┌────────
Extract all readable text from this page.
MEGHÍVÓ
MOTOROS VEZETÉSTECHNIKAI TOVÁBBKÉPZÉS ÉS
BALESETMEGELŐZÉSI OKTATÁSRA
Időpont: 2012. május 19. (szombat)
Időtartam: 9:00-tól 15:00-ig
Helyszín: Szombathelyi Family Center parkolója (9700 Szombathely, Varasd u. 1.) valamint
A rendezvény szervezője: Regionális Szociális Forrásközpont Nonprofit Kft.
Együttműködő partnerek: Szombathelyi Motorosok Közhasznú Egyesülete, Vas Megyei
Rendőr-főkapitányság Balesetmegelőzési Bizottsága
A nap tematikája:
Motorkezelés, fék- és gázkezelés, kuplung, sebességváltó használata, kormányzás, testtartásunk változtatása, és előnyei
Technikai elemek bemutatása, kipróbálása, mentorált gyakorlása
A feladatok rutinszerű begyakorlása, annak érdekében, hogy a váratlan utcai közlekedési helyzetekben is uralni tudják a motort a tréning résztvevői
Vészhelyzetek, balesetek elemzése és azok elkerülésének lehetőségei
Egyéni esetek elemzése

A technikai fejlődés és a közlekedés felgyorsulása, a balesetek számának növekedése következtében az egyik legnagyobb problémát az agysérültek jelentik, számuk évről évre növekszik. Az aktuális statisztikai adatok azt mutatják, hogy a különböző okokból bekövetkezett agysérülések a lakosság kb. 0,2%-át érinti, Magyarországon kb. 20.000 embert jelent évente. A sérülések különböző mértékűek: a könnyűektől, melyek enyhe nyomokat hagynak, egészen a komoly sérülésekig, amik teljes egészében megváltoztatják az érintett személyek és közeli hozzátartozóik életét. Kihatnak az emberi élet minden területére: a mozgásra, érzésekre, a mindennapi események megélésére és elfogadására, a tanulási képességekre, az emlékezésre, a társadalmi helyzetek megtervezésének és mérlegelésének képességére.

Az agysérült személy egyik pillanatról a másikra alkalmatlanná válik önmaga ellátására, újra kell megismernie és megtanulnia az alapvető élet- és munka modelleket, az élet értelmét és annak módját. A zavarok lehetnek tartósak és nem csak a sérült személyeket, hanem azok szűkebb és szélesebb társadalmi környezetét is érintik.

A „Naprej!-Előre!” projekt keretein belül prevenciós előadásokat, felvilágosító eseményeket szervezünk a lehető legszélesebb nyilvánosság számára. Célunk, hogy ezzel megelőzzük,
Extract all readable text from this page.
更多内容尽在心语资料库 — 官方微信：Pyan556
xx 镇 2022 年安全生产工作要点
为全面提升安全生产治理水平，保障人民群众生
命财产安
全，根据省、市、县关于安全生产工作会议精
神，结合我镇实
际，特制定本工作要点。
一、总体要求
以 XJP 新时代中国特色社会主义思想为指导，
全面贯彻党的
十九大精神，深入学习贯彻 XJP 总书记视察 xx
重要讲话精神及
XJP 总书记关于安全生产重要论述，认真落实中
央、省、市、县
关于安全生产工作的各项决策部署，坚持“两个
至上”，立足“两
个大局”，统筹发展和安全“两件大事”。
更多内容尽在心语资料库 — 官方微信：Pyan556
└────────
- Exercise instructions: Transcribe every entry verbatim.

- Task answer:
Extract all readable text from this page.
MEGHÍVÓ
MOTOROS VEZETÉSTECHNIKAI TOVÁBBKÉPZÉS ÉS
BALESETMEGELŐZÉSI OKTATÁSRA
Időpont: 2012. május 19. (szombat)
Időtartam: 9:00-tól 15:00-ig
Helyszín: Szombathelyi Family Center parkolója (9700 Szombathely, Varasd u. 1.) valamint
A rendezvény szervezője: Regionális Szociális Forrásközpont Nonprofit Kft.
Együttműködő partnerek: Szombathelyi Motorosok Közhasznú Egyesülete, Vas Megyei
Rendőr-főkapitányság Balesetmegelőzési Bizottsága
A nap tematikája:
Motorkezelés, fék- és gázkezelés, kuplung, sebességváltó használata, kormányzás, testtartásunk változtatása, és előnyei
Technikai elemek bemutatása, kipróbálása, mentorált gyakorlása
A feladatok rutinszerű begyakorlása, annak érdekében, hogy a váratlan utcai közlekedési helyzetekben is uralni tudják a motort a tréning résztvevői
Vészhelyzetek, balesetek elemzése és azok elkerülésének lehetőségei
Egyéni esetek elemzése

A technikai fejlődés és a közlekedés felgyorsulása, a balesetek számának növekedése következtében az egyik legnagyobb problémát az agysérültek jelentik, számuk évről évre növekszik. Az aktuális statisztikai adatok azt mutatják, hogy a különböző okokból bekövetkezett agysérülések a lakosság kb. 0,2%-át érinti, Magyarországon kb. 20.000 embert jelent évente. A sérülések különböző mértékűek: a könnyűektől, melyek enyhe nyomokat hagynak, egészen a komoly sérülésekig, amik teljes egészében megváltoztatják az érintett személyek és közeli hozzátartozóik életét. Kihatnak az emberi élet minden területére: a mozgásra, érzésekre, a mindennapi események megélésére és elfogadására, a tanulási képességekre, az emlékezésre, a társadalmi helyzetek megtervezésének és mérlegelésének képességére.

Az agysérült személy egyik pillanatról a másikra alkalmatlanná válik önmaga ellátására, újra kell megismernie és megtanulnia az alapvető élet- és munka modelleket, az élet értelmét és annak módját. A zavarok lehetnek tartósak és nem csak a sérült személyeket, hanem azok szűkebb és szélesebb társadalmi környezetét is érintik.

A „Naprej!-Előre!” projekt keretein belül prevenciós előadásokat, felvilágosító eseményeket szervezünk a lehető legszélesebb nyilvánosság számára. Célunk, hogy ezzel megelőzzük,
Extract all readable text from this page.
更多内容尽在心语资料库 — 官方微信：Pyan556
xx 镇 2022 年安全生产工作要点
为全面提升安全生产治理水平，保障人民群众生
命财产安
全，根据省、市、县关于安全生产工作会议精
神，结合我镇实
际，特制定本工作要点。
一、总体要求
以 XJP 新时代中国特色社会主义思想为指导，
全面贯彻党的
十九大精神，深入学习贯彻 XJP 总书记视察 xx
重要讲话精神及
XJP 总书记关于安全生产重要论述，认真落实中
央、省、市、县
关于安全生产工作的各项决策部署，坚持“两个
至上”，立足“两
个大局”，统筹发展和安全“两件大事”。
更多内容尽在心语资料库 — 官方微信：Pyan556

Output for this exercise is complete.